*Problem to work on*. Exactly as written, transcribe the lines that run from the one containing "Transcribe this image's" to the end of the records below.

━━━━━ Provided data

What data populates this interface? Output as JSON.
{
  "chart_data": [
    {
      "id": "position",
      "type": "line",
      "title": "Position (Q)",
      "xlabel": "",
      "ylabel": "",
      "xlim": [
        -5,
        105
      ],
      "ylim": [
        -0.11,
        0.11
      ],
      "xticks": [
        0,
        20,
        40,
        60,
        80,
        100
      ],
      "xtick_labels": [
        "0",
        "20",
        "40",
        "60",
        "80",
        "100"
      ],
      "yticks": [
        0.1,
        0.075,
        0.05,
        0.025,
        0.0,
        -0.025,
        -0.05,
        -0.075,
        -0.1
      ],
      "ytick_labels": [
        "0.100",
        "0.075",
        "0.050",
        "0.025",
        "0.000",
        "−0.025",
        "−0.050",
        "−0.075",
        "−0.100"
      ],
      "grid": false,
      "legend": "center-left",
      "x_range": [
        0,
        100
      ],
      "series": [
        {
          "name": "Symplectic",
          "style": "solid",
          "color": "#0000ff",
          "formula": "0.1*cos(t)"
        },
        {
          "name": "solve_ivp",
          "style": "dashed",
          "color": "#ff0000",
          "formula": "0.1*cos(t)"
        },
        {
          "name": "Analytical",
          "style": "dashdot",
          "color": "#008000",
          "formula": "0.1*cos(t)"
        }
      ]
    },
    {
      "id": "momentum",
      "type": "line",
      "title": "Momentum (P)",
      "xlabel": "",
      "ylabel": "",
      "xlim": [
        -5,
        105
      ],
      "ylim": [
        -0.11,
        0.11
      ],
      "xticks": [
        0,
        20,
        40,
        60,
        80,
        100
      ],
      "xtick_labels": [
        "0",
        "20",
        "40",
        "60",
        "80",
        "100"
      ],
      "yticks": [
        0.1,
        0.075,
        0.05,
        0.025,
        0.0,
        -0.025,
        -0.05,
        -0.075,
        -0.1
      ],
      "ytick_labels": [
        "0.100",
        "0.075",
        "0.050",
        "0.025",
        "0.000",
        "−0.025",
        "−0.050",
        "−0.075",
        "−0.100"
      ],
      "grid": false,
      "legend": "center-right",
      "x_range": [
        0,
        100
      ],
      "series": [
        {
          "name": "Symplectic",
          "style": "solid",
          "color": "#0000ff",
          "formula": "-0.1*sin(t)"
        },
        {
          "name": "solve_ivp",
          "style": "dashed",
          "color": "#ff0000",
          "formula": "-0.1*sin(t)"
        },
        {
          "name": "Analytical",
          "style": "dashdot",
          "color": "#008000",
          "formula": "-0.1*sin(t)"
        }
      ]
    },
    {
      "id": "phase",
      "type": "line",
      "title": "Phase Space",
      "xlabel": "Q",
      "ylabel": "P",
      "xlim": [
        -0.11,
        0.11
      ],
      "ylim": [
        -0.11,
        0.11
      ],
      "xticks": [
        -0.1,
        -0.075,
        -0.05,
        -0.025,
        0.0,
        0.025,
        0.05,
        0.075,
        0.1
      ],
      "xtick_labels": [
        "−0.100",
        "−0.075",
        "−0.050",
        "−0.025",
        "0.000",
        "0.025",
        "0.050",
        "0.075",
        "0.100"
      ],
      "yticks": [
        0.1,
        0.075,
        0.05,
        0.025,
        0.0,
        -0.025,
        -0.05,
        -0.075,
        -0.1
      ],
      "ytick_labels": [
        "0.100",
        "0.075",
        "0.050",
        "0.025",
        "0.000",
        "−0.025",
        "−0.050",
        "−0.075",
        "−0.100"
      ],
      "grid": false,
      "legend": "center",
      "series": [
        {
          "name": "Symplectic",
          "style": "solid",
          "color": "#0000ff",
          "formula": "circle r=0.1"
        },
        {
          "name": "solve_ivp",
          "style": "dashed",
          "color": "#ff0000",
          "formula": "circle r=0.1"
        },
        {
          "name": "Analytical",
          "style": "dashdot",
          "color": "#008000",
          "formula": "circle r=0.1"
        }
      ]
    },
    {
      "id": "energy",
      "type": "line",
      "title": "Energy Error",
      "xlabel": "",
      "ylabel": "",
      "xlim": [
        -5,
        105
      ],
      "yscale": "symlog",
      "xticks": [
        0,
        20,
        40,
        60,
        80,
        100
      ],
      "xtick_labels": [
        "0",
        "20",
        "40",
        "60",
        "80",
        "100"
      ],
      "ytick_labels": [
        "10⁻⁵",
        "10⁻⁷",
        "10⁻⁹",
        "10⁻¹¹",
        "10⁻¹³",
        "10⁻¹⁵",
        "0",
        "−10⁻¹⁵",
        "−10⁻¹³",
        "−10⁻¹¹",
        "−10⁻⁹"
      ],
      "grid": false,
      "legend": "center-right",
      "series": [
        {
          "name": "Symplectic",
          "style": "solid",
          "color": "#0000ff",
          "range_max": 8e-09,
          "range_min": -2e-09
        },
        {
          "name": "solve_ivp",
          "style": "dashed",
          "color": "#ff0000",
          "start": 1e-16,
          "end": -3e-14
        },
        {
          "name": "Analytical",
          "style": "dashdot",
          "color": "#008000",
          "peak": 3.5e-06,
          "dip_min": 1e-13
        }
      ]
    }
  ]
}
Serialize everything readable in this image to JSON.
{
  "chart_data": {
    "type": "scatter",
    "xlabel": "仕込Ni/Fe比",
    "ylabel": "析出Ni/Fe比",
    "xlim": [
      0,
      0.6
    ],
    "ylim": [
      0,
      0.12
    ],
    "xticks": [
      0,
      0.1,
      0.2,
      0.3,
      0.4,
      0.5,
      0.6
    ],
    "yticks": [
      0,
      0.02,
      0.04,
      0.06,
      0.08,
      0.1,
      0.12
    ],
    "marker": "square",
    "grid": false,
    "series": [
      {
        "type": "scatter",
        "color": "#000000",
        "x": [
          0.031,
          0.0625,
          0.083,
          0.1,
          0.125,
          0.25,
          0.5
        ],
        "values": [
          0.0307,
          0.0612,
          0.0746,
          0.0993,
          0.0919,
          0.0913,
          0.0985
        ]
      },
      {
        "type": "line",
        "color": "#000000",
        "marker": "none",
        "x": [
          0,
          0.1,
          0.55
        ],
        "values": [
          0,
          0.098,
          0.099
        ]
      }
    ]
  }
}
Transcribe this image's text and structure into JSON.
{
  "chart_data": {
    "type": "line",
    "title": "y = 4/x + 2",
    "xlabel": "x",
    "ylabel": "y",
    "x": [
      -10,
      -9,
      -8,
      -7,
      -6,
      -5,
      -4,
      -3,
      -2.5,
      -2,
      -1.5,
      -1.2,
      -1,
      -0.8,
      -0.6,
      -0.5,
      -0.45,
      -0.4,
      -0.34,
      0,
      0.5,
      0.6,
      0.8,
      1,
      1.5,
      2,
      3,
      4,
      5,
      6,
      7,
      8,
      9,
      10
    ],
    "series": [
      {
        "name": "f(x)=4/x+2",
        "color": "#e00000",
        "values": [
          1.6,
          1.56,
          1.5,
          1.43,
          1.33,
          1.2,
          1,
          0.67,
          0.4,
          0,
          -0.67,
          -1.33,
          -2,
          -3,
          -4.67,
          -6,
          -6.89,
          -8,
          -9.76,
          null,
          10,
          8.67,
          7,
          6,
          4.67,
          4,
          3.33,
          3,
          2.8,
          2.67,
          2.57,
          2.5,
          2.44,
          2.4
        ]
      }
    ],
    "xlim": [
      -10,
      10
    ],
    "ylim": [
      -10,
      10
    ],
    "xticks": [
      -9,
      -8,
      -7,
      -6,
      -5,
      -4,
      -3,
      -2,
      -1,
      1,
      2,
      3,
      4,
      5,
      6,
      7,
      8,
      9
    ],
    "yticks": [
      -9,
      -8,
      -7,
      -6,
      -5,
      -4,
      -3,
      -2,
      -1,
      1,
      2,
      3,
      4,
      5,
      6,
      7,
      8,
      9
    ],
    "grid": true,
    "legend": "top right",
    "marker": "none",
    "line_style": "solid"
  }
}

━━━━━━━━━━

*In response*.
Transcribe this image's text and structure into JSON.
{
  "chart_data": {
    "type": "line",
    "title": "y = 4/x + 2",
    "xlabel": "x",
    "ylabel": "y",
    "x": [
      -10,
      -9,
      -8,
      -7,
      -6,
      -5,
      -4,
      -3,
      -2.5,
      -2,
      -1.5,
      -1.2,
      -1,
      -0.8,
      -0.6,
      -0.5,
      -0.45,
      -0.4,
      -0.34,
      0,
      0.5,
      0.6,
      0.8,
      1,
      1.5,
      2,
      3,
      4,
      5,
      6,
      7,
      8,
      9,
      10
    ],
    "series": [
      {
        "name": "f(x)=4/x+2",
        "color": "#e00000",
        "values": [
          1.6,
          1.56,
          1.5,
          1.43,
          1.33,
          1.2,
          1,
          0.67,
          0.4,
          0,
          -0.67,
          -1.33,
          -2,
          -3,
          -4.67,
          -6,
          -6.89,
          -8,
          -9.76,
          null,
          10,
          8.67,
          7,
          6,
          4.67,
          4,
          3.33,
          3,
          2.8,
          2.67,
          2.57,
          2.5,
          2.44,
          2.4
        ]
      }
    ],
    "xlim": [
      -10,
      10
    ],
    "ylim": [
      -10,
      10
    ],
    "xticks": [
      -9,
      -8,
      -7,
      -6,
      -5,
      -4,
      -3,
      -2,
      -1,
      1,
      2,
      3,
      4,
      5,
      6,
      7,
      8,
      9
    ],
    "yticks": [
      -9,
      -8,
      -7,
      -6,
      -5,
      -4,
      -3,
      -2,
      -1,
      1,
      2,
      3,
      4,
      5,
      6,
      7,
      8,
      9
    ],
    "grid": true,
    "legend": "top right",
    "marker": "none",
    "line_style": "solid"
  }
}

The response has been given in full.